▶ **Set exercise**:
Copy the data that follows exactly. Include no pictures.
++++ Extracted material
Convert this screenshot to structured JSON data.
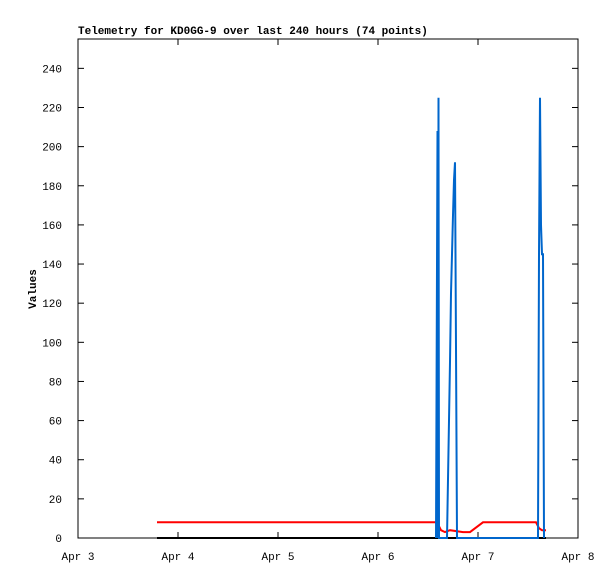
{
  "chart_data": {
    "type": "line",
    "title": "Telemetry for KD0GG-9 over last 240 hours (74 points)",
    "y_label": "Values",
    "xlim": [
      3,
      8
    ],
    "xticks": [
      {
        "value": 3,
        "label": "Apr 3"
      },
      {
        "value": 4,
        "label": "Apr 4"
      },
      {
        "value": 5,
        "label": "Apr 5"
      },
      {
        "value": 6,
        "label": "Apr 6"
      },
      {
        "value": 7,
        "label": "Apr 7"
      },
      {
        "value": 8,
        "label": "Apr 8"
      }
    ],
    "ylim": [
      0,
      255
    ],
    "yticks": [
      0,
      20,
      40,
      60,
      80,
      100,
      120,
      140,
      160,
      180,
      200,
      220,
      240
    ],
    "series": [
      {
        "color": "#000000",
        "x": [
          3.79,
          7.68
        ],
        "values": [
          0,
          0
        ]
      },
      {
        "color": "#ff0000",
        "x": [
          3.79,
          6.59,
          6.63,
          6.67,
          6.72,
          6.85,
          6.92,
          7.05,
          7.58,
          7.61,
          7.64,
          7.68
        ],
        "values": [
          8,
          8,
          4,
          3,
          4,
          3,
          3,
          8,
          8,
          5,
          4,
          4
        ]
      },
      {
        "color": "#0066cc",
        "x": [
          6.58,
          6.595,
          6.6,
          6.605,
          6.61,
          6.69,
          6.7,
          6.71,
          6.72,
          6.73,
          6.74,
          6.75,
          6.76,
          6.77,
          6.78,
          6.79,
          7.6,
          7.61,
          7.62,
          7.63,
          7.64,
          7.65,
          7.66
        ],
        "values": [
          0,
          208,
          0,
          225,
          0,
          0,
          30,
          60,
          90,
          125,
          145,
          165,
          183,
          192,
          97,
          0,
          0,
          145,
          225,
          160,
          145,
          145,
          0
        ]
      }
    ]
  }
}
++++++++
▶ **Task output**:
Convert this screenshot to structured JSON data.
{
  "chart_data": {
    "type": "line",
    "title": "Telemetry for KD0GG-9 over last 240 hours (74 points)",
    "y_label": "Values",
    "xlim": [
      3,
      8
    ],
    "xticks": [
      {
        "value": 3,
        "label": "Apr 3"
      },
      {
        "value": 4,
        "label": "Apr 4"
      },
      {
        "value": 5,
        "label": "Apr 5"
      },
      {
        "value": 6,
        "label": "Apr 6"
      },
      {
        "value": 7,
        "label": "Apr 7"
      },
      {
        "value": 8,
        "label": "Apr 8"
      }
    ],
    "ylim": [
      0,
      255
    ],
    "yticks": [
      0,
      20,
      40,
      60,
      80,
      100,
      120,
      140,
      160,
      180,
      200,
      220,
      240
    ],
    "series": [
      {
        "color": "#000000",
        "x": [
          3.79,
          7.68
        ],
        "values": [
          0,
          0
        ]
      },
      {
        "color": "#ff0000",
        "x": [
          3.79,
          6.59,
          6.63,
          6.67,
          6.72,
          6.85,
          6.92,
          7.05,
          7.58,
          7.61,
          7.64,
          7.68
        ],
        "values": [
          8,
          8,
          4,
          3,
          4,
          3,
          3,
          8,
          8,
          5,
          4,
          4
        ]
      },
      {
        "color": "#0066cc",
        "x": [
          6.58,
          6.595,
          6.6,
          6.605,
          6.61,
          6.69,
          6.7,
          6.71,
          6.72,
          6.73,
          6.74,
          6.75,
          6.76,
          6.77,
          6.78,
          6.79,
          7.6,
          7.61,
          7.62,
          7.63,
          7.64,
          7.65,
          7.66
        ],
        "values": [
          0,
          208,
          0,
          225,
          0,
          0,
          30,
          60,
          90,
          125,
          145,
          165,
          183,
          192,
          97,
          0,
          0,
          145,
          225,
          160,
          145,
          145,
          0
        ]
      }
    ]
  }
}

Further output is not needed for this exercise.